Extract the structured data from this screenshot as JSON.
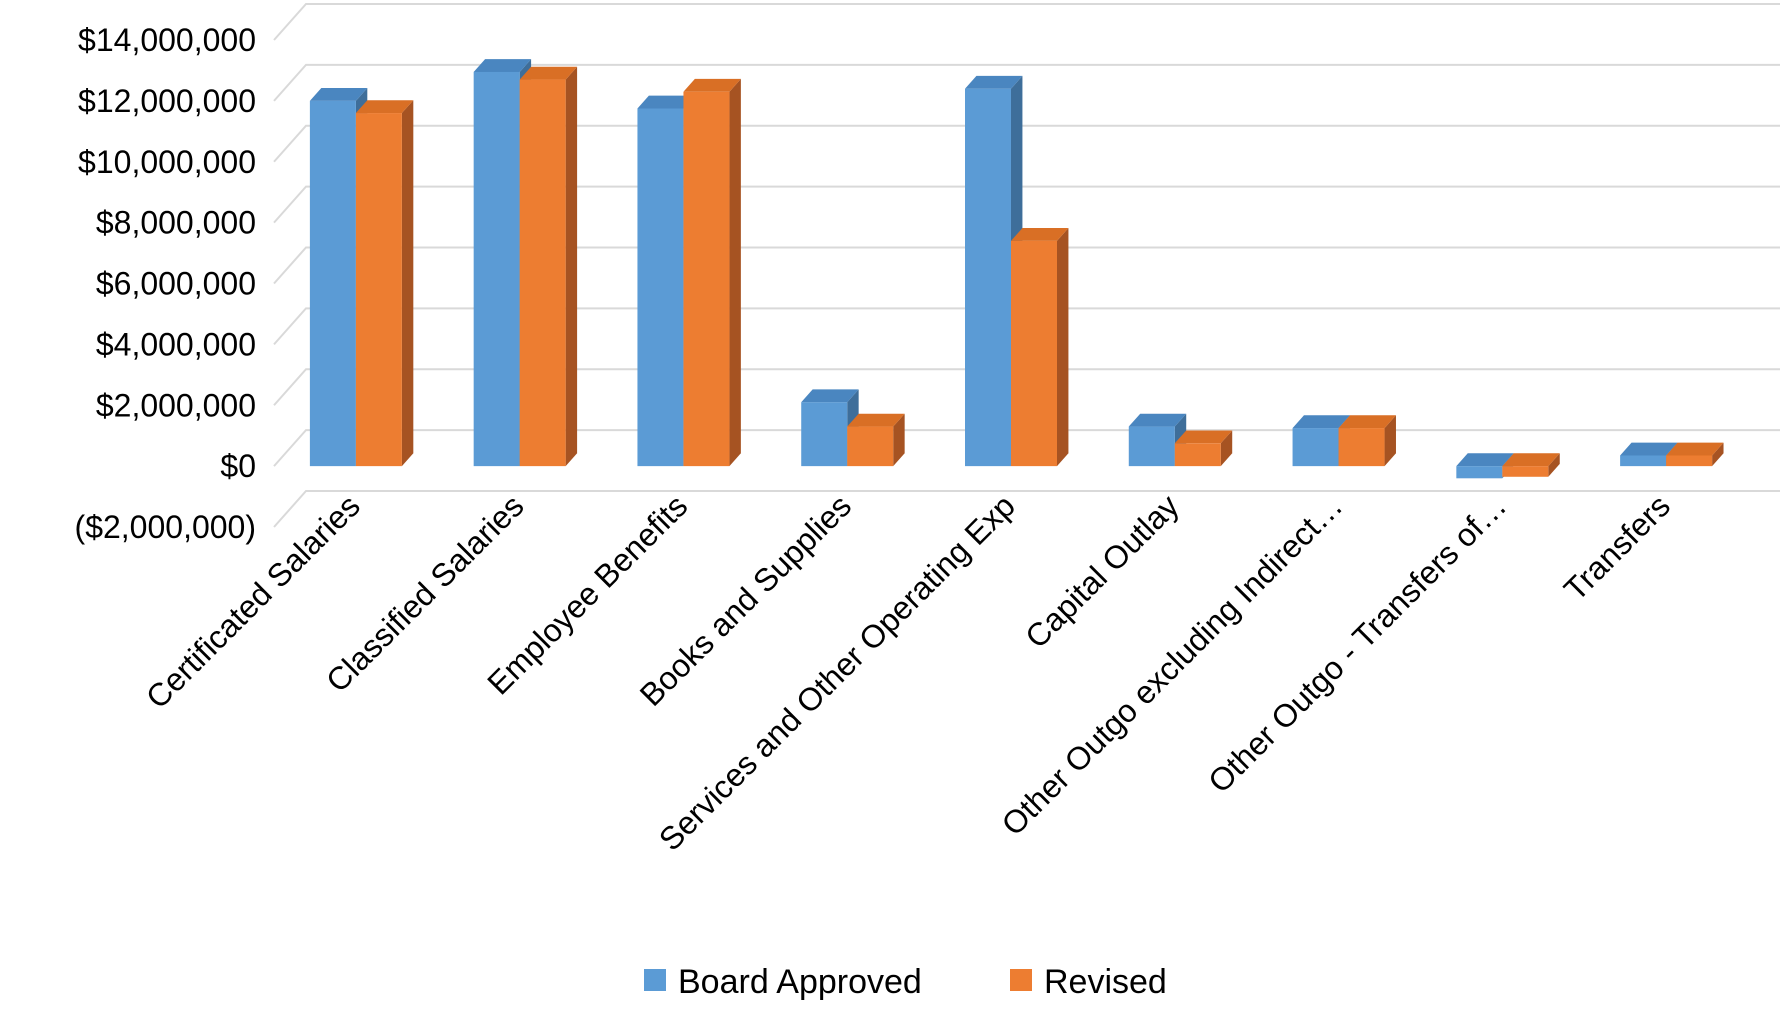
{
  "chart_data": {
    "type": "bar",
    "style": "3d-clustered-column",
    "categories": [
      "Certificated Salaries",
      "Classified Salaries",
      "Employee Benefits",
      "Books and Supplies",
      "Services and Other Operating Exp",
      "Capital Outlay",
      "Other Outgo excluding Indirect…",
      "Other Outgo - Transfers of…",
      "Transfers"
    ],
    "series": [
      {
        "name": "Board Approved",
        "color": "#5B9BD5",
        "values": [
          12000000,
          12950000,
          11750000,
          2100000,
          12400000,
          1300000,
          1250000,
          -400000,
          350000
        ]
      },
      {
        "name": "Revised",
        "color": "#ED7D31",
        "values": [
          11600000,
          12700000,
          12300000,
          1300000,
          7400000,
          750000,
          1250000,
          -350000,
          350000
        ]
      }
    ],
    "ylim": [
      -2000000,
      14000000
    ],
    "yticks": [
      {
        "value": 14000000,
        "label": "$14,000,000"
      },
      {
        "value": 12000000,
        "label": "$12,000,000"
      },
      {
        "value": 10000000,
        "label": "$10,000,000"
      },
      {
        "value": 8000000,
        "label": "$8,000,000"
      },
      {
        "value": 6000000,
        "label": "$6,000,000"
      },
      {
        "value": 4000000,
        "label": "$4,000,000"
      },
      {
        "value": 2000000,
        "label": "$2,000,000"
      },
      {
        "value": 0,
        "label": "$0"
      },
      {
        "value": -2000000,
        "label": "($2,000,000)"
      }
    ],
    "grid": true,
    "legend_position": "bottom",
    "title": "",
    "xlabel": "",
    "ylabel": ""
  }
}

Goal:
Leave out the pictures and transcribe the entries above exactly.

Full answer:
Extract the structured data from this screenshot as JSON.
{
  "chart_data": {
    "type": "bar",
    "style": "3d-clustered-column",
    "categories": [
      "Certificated Salaries",
      "Classified Salaries",
      "Employee Benefits",
      "Books and Supplies",
      "Services and Other Operating Exp",
      "Capital Outlay",
      "Other Outgo excluding Indirect…",
      "Other Outgo - Transfers of…",
      "Transfers"
    ],
    "series": [
      {
        "name": "Board Approved",
        "color": "#5B9BD5",
        "values": [
          12000000,
          12950000,
          11750000,
          2100000,
          12400000,
          1300000,
          1250000,
          -400000,
          350000
        ]
      },
      {
        "name": "Revised",
        "color": "#ED7D31",
        "values": [
          11600000,
          12700000,
          12300000,
          1300000,
          7400000,
          750000,
          1250000,
          -350000,
          350000
        ]
      }
    ],
    "ylim": [
      -2000000,
      14000000
    ],
    "yticks": [
      {
        "value": 14000000,
        "label": "$14,000,000"
      },
      {
        "value": 12000000,
        "label": "$12,000,000"
      },
      {
        "value": 10000000,
        "label": "$10,000,000"
      },
      {
        "value": 8000000,
        "label": "$8,000,000"
      },
      {
        "value": 6000000,
        "label": "$6,000,000"
      },
      {
        "value": 4000000,
        "label": "$4,000,000"
      },
      {
        "value": 2000000,
        "label": "$2,000,000"
      },
      {
        "value": 0,
        "label": "$0"
      },
      {
        "value": -2000000,
        "label": "($2,000,000)"
      }
    ],
    "grid": true,
    "legend_position": "bottom",
    "title": "",
    "xlabel": "",
    "ylabel": ""
  }
}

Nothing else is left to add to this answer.